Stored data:
# # # #
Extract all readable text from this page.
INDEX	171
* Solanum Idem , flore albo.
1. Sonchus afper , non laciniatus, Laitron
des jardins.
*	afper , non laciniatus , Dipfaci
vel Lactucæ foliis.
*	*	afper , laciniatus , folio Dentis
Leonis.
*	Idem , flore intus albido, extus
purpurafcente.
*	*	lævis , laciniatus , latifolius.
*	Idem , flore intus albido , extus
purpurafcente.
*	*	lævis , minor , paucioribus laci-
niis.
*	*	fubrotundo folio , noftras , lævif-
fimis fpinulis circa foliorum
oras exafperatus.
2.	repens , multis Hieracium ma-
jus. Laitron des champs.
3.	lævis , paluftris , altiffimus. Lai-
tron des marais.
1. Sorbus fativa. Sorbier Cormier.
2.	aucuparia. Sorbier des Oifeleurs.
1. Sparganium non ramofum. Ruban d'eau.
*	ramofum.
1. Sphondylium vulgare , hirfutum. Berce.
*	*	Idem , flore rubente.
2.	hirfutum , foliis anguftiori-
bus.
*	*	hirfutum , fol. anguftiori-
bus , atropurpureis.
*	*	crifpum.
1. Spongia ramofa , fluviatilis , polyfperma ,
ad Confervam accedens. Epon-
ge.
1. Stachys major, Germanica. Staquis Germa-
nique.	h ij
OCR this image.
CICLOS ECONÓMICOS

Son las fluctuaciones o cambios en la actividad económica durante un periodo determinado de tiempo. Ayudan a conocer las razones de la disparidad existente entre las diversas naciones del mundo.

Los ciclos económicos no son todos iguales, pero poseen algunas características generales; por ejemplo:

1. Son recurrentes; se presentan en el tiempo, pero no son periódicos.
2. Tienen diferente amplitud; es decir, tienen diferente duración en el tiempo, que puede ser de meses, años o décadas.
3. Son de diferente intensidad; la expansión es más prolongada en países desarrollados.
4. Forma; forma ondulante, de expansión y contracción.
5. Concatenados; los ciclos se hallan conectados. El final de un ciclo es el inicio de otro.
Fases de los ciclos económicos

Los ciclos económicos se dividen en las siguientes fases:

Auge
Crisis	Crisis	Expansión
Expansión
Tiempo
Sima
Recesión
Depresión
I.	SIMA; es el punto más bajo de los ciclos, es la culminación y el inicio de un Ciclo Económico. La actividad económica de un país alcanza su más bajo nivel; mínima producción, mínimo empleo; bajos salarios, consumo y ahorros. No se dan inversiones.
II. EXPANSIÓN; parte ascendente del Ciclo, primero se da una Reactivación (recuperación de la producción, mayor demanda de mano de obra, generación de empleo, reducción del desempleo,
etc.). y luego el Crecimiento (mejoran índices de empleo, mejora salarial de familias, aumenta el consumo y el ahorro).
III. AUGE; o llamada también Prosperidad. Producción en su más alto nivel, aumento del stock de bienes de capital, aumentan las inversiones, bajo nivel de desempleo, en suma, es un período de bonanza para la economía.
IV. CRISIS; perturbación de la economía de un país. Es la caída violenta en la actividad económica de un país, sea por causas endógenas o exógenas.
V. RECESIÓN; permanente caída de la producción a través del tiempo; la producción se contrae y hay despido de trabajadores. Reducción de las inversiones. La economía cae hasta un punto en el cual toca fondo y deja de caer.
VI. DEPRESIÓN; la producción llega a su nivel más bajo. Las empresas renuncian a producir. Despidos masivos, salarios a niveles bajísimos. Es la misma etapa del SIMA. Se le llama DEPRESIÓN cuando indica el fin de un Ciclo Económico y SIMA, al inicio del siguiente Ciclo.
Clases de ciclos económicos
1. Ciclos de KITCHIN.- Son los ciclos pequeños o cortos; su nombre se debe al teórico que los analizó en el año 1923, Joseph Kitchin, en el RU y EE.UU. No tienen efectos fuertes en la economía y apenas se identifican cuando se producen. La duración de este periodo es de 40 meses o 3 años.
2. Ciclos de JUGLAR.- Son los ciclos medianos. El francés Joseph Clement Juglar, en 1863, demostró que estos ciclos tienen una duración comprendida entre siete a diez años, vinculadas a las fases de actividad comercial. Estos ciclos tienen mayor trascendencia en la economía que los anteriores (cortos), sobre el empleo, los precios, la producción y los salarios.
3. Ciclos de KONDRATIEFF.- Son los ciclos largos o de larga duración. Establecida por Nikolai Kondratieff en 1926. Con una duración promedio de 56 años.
# # # #
## Written exercise
From the first line to the last, retype the data exactly.

## Right answer
Extract all readable text from this page.
INDEX	171
* Solanum Idem , flore albo.
1. Sonchus afper , non laciniatus, Laitron
des jardins.
*	afper , non laciniatus , Dipfaci
vel Lactucæ foliis.
*	*	afper , laciniatus , folio Dentis
Leonis.
*	Idem , flore intus albido, extus
purpurafcente.
*	*	lævis , laciniatus , latifolius.
*	Idem , flore intus albido , extus
purpurafcente.
*	*	lævis , minor , paucioribus laci-
niis.
*	*	fubrotundo folio , noftras , lævif-
fimis fpinulis circa foliorum
oras exafperatus.
2.	repens , multis Hieracium ma-
jus. Laitron des champs.
3.	lævis , paluftris , altiffimus. Lai-
tron des marais.
1. Sorbus fativa. Sorbier Cormier.
2.	aucuparia. Sorbier des Oifeleurs.
1. Sparganium non ramofum. Ruban d'eau.
*	ramofum.
1. Sphondylium vulgare , hirfutum. Berce.
*	*	Idem , flore rubente.
2.	hirfutum , foliis anguftiori-
bus.
*	*	hirfutum , fol. anguftiori-
bus , atropurpureis.
*	*	crifpum.
1. Spongia ramofa , fluviatilis , polyfperma ,
ad Confervam accedens. Epon-
ge.
1. Stachys major, Germanica. Staquis Germa-
nique.	h ij
OCR this image.
CICLOS ECONÓMICOS

Son las fluctuaciones o cambios en la actividad económica durante un periodo determinado de tiempo. Ayudan a conocer las razones de la disparidad existente entre las diversas naciones del mundo.

Los ciclos económicos no son todos iguales, pero poseen algunas características generales; por ejemplo:

1. Son recurrentes; se presentan en el tiempo, pero no son periódicos.
2. Tienen diferente amplitud; es decir, tienen diferente duración en el tiempo, que puede ser de meses, años o décadas.
3. Son de diferente intensidad; la expansión es más prolongada en países desarrollados.
4. Forma; forma ondulante, de expansión y contracción.
5. Concatenados; los ciclos se hallan conectados. El final de un ciclo es el inicio de otro.
Fases de los ciclos económicos

Los ciclos económicos se dividen en las siguientes fases:

Auge
Crisis	Crisis	Expansión
Expansión
Tiempo
Sima
Recesión
Depresión
I.	SIMA; es el punto más bajo de los ciclos, es la culminación y el inicio de un Ciclo Económico. La actividad económica de un país alcanza su más bajo nivel; mínima producción, mínimo empleo; bajos salarios, consumo y ahorros. No se dan inversiones.
II. EXPANSIÓN; parte ascendente del Ciclo, primero se da una Reactivación (recuperación de la producción, mayor demanda de mano de obra, generación de empleo, reducción del desempleo,
etc.). y luego el Crecimiento (mejoran índices de empleo, mejora salarial de familias, aumenta el consumo y el ahorro).
III. AUGE; o llamada también Prosperidad. Producción en su más alto nivel, aumento del stock de bienes de capital, aumentan las inversiones, bajo nivel de desempleo, en suma, es un período de bonanza para la economía.
IV. CRISIS; perturbación de la economía de un país. Es la caída violenta en la actividad económica de un país, sea por causas endógenas o exógenas.
V. RECESIÓN; permanente caída de la producción a través del tiempo; la producción se contrae y hay despido de trabajadores. Reducción de las inversiones. La economía cae hasta un punto en el cual toca fondo y deja de caer.
VI. DEPRESIÓN; la producción llega a su nivel más bajo. Las empresas renuncian a producir. Despidos masivos, salarios a niveles bajísimos. Es la misma etapa del SIMA. Se le llama DEPRESIÓN cuando indica el fin de un Ciclo Económico y SIMA, al inicio del siguiente Ciclo.
Clases de ciclos económicos
1. Ciclos de KITCHIN.- Son los ciclos pequeños o cortos; su nombre se debe al teórico que los analizó en el año 1923, Joseph Kitchin, en el RU y EE.UU. No tienen efectos fuertes en la economía y apenas se identifican cuando se producen. La duración de este periodo es de 40 meses o 3 años.
2. Ciclos de JUGLAR.- Son los ciclos medianos. El francés Joseph Clement Juglar, en 1863, demostró que estos ciclos tienen una duración comprendida entre siete a diez años, vinculadas a las fases de actividad comercial. Estos ciclos tienen mayor trascendencia en la economía que los anteriores (cortos), sobre el empleo, los precios, la producción y los salarios.
3. Ciclos de KONDRATIEFF.- Son los ciclos largos o de larga duración. Establecida por Nikolai Kondratieff en 1926. Con una duración promedio de 56 años.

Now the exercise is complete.